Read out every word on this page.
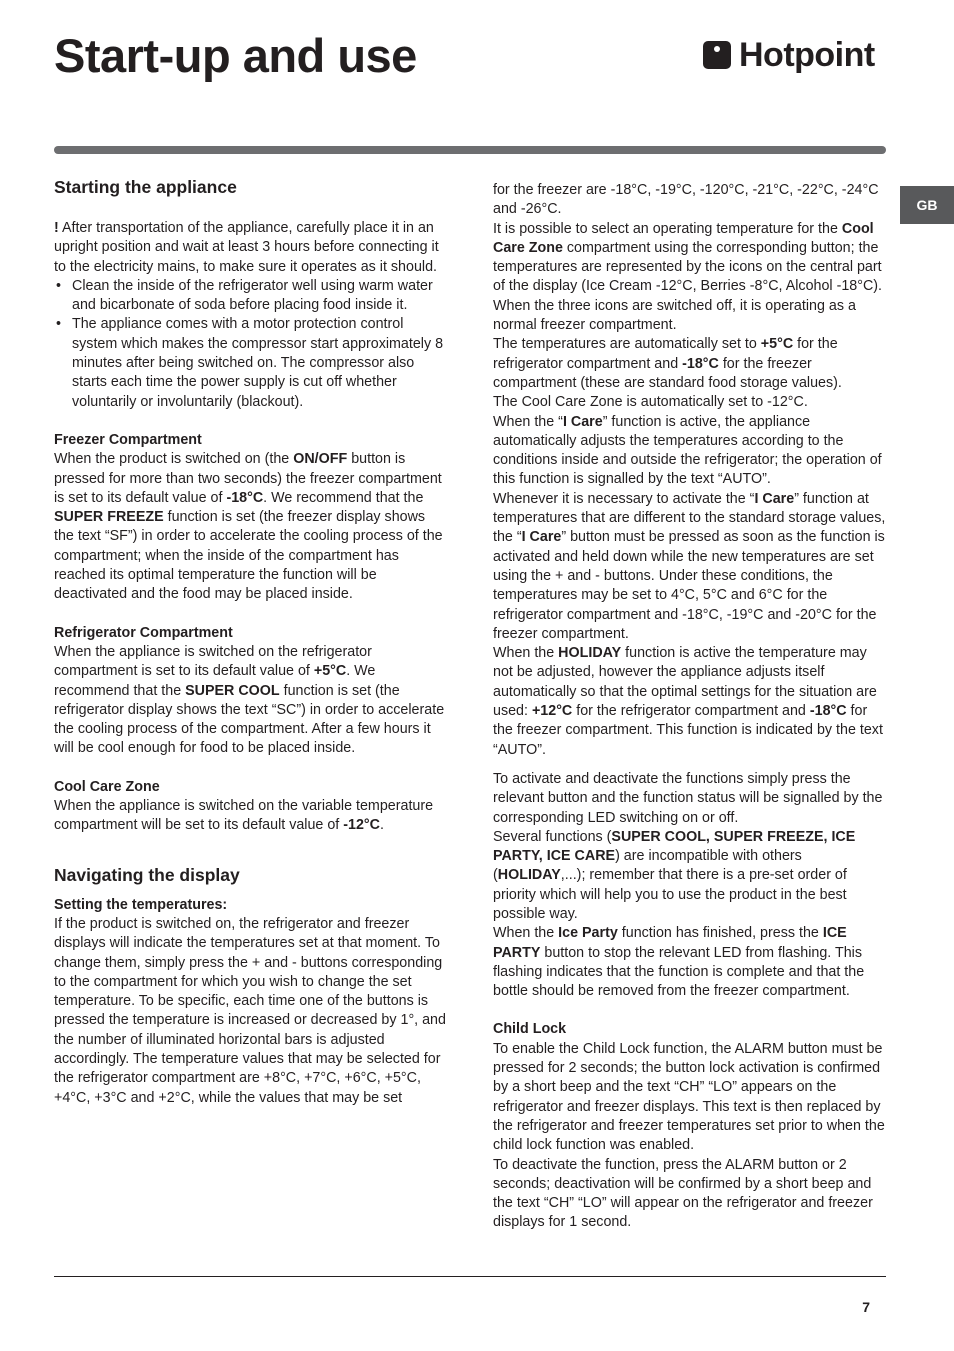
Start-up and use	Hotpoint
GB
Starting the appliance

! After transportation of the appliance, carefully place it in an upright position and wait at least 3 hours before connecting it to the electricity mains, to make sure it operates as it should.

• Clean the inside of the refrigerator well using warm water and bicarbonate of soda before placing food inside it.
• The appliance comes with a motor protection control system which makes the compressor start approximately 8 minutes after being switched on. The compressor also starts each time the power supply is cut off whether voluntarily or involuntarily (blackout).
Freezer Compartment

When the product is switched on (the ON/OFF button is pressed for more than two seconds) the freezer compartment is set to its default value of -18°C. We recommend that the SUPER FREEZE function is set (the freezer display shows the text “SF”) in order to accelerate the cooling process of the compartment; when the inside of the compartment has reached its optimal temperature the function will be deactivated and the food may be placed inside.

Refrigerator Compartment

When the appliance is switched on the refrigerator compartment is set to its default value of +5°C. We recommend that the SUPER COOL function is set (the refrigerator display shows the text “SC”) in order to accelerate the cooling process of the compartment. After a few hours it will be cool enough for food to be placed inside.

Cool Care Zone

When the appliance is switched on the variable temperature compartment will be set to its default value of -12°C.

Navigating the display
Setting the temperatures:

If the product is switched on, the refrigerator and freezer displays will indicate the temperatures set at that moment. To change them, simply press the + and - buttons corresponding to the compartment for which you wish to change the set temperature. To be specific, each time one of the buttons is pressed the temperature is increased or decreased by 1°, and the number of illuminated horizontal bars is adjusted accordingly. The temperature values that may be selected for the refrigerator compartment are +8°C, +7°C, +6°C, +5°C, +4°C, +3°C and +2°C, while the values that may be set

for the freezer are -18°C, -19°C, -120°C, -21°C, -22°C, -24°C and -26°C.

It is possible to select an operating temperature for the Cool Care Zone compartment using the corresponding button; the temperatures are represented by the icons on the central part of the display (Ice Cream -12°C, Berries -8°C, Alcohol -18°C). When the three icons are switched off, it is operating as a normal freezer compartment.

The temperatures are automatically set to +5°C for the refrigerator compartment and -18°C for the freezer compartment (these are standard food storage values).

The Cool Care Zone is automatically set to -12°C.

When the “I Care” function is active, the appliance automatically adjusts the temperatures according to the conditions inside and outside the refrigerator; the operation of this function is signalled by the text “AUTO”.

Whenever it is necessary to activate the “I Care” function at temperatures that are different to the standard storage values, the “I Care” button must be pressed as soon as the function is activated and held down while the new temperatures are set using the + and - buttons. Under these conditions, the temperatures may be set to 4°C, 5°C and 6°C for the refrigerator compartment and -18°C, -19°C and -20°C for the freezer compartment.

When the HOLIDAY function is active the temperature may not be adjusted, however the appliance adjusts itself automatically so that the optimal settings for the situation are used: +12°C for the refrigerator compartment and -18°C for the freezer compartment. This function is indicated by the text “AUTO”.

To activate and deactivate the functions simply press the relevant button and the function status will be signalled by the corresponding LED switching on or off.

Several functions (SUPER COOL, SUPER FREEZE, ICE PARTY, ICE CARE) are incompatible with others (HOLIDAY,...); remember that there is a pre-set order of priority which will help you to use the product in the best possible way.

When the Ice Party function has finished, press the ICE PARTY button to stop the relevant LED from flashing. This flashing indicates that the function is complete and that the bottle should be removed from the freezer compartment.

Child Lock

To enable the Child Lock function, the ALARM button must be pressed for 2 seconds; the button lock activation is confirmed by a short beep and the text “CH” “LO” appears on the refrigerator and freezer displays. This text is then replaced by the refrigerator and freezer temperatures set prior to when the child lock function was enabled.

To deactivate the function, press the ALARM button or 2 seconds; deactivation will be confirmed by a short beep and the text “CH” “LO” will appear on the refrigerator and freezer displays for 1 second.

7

========

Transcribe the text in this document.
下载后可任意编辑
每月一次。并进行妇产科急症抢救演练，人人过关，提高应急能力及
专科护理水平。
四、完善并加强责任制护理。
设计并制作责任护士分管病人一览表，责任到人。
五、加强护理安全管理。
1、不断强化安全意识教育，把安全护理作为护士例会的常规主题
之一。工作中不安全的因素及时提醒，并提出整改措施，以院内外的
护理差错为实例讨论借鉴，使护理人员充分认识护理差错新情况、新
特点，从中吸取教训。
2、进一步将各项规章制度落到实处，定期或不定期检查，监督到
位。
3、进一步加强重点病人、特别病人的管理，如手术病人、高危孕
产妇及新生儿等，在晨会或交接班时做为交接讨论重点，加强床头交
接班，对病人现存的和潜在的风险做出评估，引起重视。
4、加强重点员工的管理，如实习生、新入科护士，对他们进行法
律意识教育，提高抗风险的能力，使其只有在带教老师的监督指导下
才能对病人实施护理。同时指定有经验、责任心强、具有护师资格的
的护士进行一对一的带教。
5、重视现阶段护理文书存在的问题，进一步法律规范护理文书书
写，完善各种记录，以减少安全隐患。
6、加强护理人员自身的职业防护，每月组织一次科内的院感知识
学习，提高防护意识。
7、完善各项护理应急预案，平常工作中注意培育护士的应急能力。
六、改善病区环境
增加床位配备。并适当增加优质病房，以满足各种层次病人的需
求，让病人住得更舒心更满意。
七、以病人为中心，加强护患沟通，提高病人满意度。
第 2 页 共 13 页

========

> [CHALLENGE]: Extract all lines from the material above that include the word "hours".

> [FINISHED ANSWER]:
! After transportation of the appliance, carefully place it in an upright position and wait at least 3 hours before connecting it to the electricity mains, to make sure it operates as it should.
When the appliance is switched on the refrigerator compartment is set to its default value of +5°C. We recommend that the SUPER COOL function is set (the refrigerator display shows the text “SC”) in order to accelerate the cooling process of the compartment. After a few hours it will be cool enough for food to be placed inside.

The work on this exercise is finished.